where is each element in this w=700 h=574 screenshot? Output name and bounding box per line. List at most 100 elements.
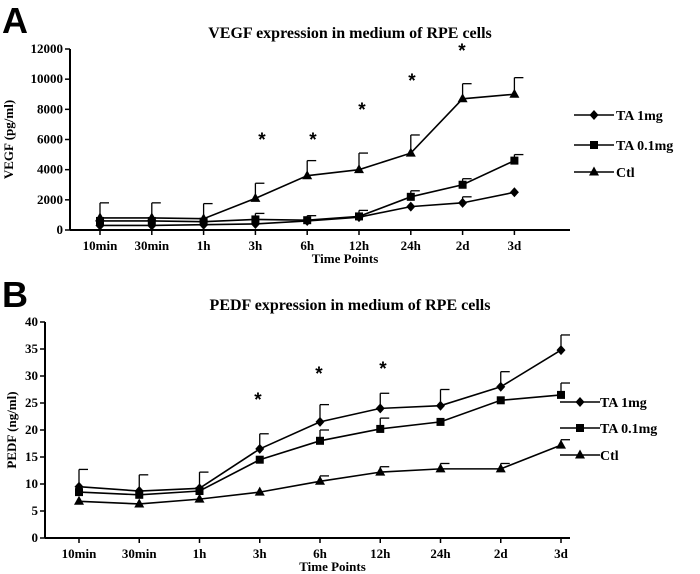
y-tick-label: 12000 — [31, 41, 64, 56]
legend-marker — [575, 397, 585, 407]
y-tick-label: 15 — [25, 449, 39, 464]
x-tick-label: 24h — [401, 238, 422, 253]
y-tick-label: 5 — [32, 503, 39, 518]
data-point — [75, 488, 83, 497]
data-point — [135, 490, 144, 499]
y-tick-label: 6000 — [37, 132, 63, 147]
significance-marker: * — [379, 359, 387, 380]
data-point — [354, 164, 364, 174]
legend-label: TA 0.1mg — [600, 422, 657, 437]
series-square — [75, 382, 570, 499]
series-triangle — [95, 77, 524, 223]
data-point — [198, 213, 209, 223]
chart-title-a: VEGF expression in medium of RPE cells — [208, 25, 492, 42]
x-tick-label: 2d — [494, 546, 509, 561]
x-tick-label: 1h — [197, 238, 212, 253]
data-point — [458, 197, 468, 208]
x-tick-label: 6h — [300, 238, 315, 253]
y-tick-label: 35 — [25, 341, 39, 356]
significance-marker: * — [458, 41, 466, 62]
panel-letter-b: B — [2, 274, 28, 315]
data-point — [355, 212, 363, 221]
data-point — [510, 156, 519, 165]
data-point — [557, 390, 565, 399]
legend-marker — [576, 424, 584, 432]
data-point — [316, 436, 324, 445]
data-point — [436, 417, 445, 426]
panel-a-vegf-chart: A VEGF expression in medium of RPE cells… — [1, 0, 673, 266]
x-tick-label: 24h — [430, 546, 451, 561]
y-axis-title: VEGF (pg/ml) — [1, 100, 16, 179]
series-line — [100, 93, 515, 220]
y-tick-label: 0 — [32, 530, 39, 545]
series-square — [96, 153, 524, 226]
y-tick-label: 20 — [25, 422, 38, 437]
data-point — [251, 215, 260, 224]
data-point — [405, 147, 416, 157]
data-point — [406, 201, 416, 212]
data-point — [457, 93, 468, 103]
x-tick-label: 3d — [554, 546, 569, 561]
legend-marker — [589, 166, 599, 176]
y-tick-label: 10 — [25, 476, 38, 491]
y-tick-label: 2000 — [37, 192, 63, 207]
y-tick-label: 40 — [25, 314, 38, 329]
data-point — [195, 487, 204, 496]
x-tick-label: 12h — [370, 546, 391, 561]
data-point — [194, 493, 205, 503]
data-point — [302, 170, 313, 180]
data-point — [134, 498, 145, 508]
panel-letter-a: A — [2, 0, 28, 41]
legend-marker — [589, 110, 599, 120]
series-diamond — [74, 334, 570, 497]
chart-title-b: PEDF expression in medium of RPE cells — [210, 297, 491, 314]
series-triangle — [74, 439, 570, 508]
data-point — [435, 463, 446, 473]
significance-marker: * — [254, 390, 262, 411]
data-point — [254, 486, 265, 496]
significance-marker: * — [315, 364, 323, 385]
data-point — [303, 216, 312, 225]
x-tick-label: 12h — [349, 238, 370, 253]
legend-label: TA 1mg — [600, 396, 647, 411]
data-point — [436, 400, 445, 411]
data-point — [315, 416, 325, 427]
data-point — [146, 212, 157, 222]
data-point — [255, 455, 264, 464]
y-tick-label: 25 — [25, 395, 39, 410]
data-point — [406, 192, 415, 201]
data-point — [556, 345, 566, 356]
data-point — [95, 212, 105, 222]
y-tick-label: 0 — [57, 222, 64, 237]
x-tick-label: 1h — [193, 546, 208, 561]
legend-label: TA 1mg — [616, 109, 663, 124]
y-tick-label: 8000 — [37, 101, 63, 116]
significance-marker: * — [358, 100, 366, 121]
significance-marker: * — [408, 71, 416, 92]
series-line — [78, 444, 562, 505]
y-tick-label: 10000 — [31, 71, 64, 86]
data-point — [376, 424, 385, 433]
data-point — [496, 396, 505, 405]
data-point — [509, 187, 519, 198]
data-point — [556, 439, 566, 449]
data-point — [375, 466, 386, 476]
x-tick-label: 3d — [508, 238, 523, 253]
data-point — [495, 463, 506, 473]
x-tick-label: 2d — [456, 238, 471, 253]
x-tick-label: 10min — [62, 546, 97, 561]
data-point — [315, 475, 325, 485]
x-tick-label: 6h — [313, 546, 328, 561]
legend-label: Ctl — [600, 449, 619, 464]
y-tick-label: 4000 — [37, 162, 63, 177]
legend-marker — [590, 141, 598, 149]
legend-label: Ctl — [616, 166, 635, 181]
significance-marker: * — [258, 130, 266, 151]
x-axis-title: Time Points — [312, 251, 379, 266]
y-tick-label: 30 — [25, 368, 38, 383]
x-tick-label: 30min — [122, 546, 157, 561]
data-point — [74, 495, 84, 505]
data-point — [250, 192, 261, 202]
----------------------------------------
Output the material above exactly, without pictures.

#### Solution for this problem:
where is each element in this w=700 h=574 screenshot? Output name and bounding box per line. List at most 100 elements.
y-tick-label: 12000 — [31, 41, 64, 56]
legend-marker — [575, 397, 585, 407]
y-tick-label: 15 — [25, 449, 39, 464]
x-tick-label: 24h — [401, 238, 422, 253]
y-tick-label: 5 — [32, 503, 39, 518]
data-point — [75, 488, 83, 497]
data-point — [135, 490, 144, 499]
y-tick-label: 6000 — [37, 132, 63, 147]
significance-marker: * — [379, 359, 387, 380]
data-point — [354, 164, 364, 174]
legend-label: TA 0.1mg — [600, 422, 657, 437]
series-square — [75, 382, 570, 499]
series-triangle — [95, 77, 524, 223]
data-point — [198, 213, 209, 223]
chart-title-a: VEGF expression in medium of RPE cells — [208, 25, 492, 42]
x-tick-label: 2d — [494, 546, 509, 561]
x-tick-label: 1h — [197, 238, 212, 253]
data-point — [458, 197, 468, 208]
x-tick-label: 6h — [300, 238, 315, 253]
y-tick-label: 35 — [25, 341, 39, 356]
significance-marker: * — [458, 41, 466, 62]
panel-letter-b: B — [2, 274, 28, 315]
data-point — [355, 212, 363, 221]
data-point — [510, 156, 519, 165]
data-point — [557, 390, 565, 399]
legend-marker — [576, 424, 584, 432]
data-point — [316, 436, 324, 445]
data-point — [436, 417, 445, 426]
panel-a-vegf-chart: A VEGF expression in medium of RPE cells… — [1, 0, 673, 266]
x-tick-label: 24h — [430, 546, 451, 561]
y-axis-title: VEGF (pg/ml) — [1, 100, 16, 179]
series-line — [100, 93, 515, 220]
y-tick-label: 0 — [32, 530, 39, 545]
series-square — [96, 153, 524, 226]
y-tick-label: 20 — [25, 422, 38, 437]
data-point — [251, 215, 260, 224]
data-point — [405, 147, 416, 157]
data-point — [406, 201, 416, 212]
data-point — [457, 93, 468, 103]
x-tick-label: 3d — [554, 546, 569, 561]
legend-marker — [589, 166, 599, 176]
y-tick-label: 10 — [25, 476, 38, 491]
y-tick-label: 2000 — [37, 192, 63, 207]
y-tick-label: 40 — [25, 314, 38, 329]
data-point — [195, 487, 204, 496]
x-tick-label: 12h — [370, 546, 391, 561]
data-point — [194, 493, 205, 503]
data-point — [302, 170, 313, 180]
data-point — [134, 498, 145, 508]
panel-letter-a: A — [2, 0, 28, 41]
legend-marker — [589, 110, 599, 120]
series-diamond — [74, 334, 570, 497]
chart-title-b: PEDF expression in medium of RPE cells — [210, 297, 491, 314]
series-triangle — [74, 439, 570, 508]
data-point — [435, 463, 446, 473]
significance-marker: * — [254, 390, 262, 411]
data-point — [254, 486, 265, 496]
significance-marker: * — [315, 364, 323, 385]
data-point — [303, 216, 312, 225]
x-tick-label: 12h — [349, 238, 370, 253]
legend-label: TA 1mg — [600, 396, 647, 411]
data-point — [436, 400, 445, 411]
data-point — [315, 416, 325, 427]
data-point — [146, 212, 157, 222]
data-point — [255, 455, 264, 464]
y-tick-label: 25 — [25, 395, 39, 410]
data-point — [406, 192, 415, 201]
data-point — [556, 345, 566, 356]
data-point — [95, 212, 105, 222]
y-tick-label: 0 — [57, 222, 64, 237]
x-tick-label: 1h — [193, 546, 208, 561]
legend-label: TA 1mg — [616, 109, 663, 124]
y-tick-label: 8000 — [37, 101, 63, 116]
significance-marker: * — [358, 100, 366, 121]
significance-marker: * — [408, 71, 416, 92]
series-line — [78, 444, 562, 505]
y-tick-label: 10000 — [31, 71, 64, 86]
data-point — [376, 424, 385, 433]
data-point — [496, 396, 505, 405]
data-point — [509, 187, 519, 198]
data-point — [556, 439, 566, 449]
data-point — [375, 466, 386, 476]
x-tick-label: 3d — [508, 238, 523, 253]
data-point — [495, 463, 506, 473]
x-tick-label: 2d — [456, 238, 471, 253]
x-tick-label: 10min — [62, 546, 97, 561]
data-point — [315, 475, 325, 485]
x-tick-label: 6h — [313, 546, 328, 561]
legend-label: Ctl — [600, 449, 619, 464]
y-tick-label: 4000 — [37, 162, 63, 177]
legend-marker — [590, 141, 598, 149]
legend-label: Ctl — [616, 166, 635, 181]
significance-marker: * — [258, 130, 266, 151]
x-axis-title: Time Points — [312, 251, 379, 266]
y-tick-label: 30 — [25, 368, 38, 383]
x-tick-label: 30min — [122, 546, 157, 561]
data-point — [74, 495, 84, 505]
data-point — [250, 192, 261, 202]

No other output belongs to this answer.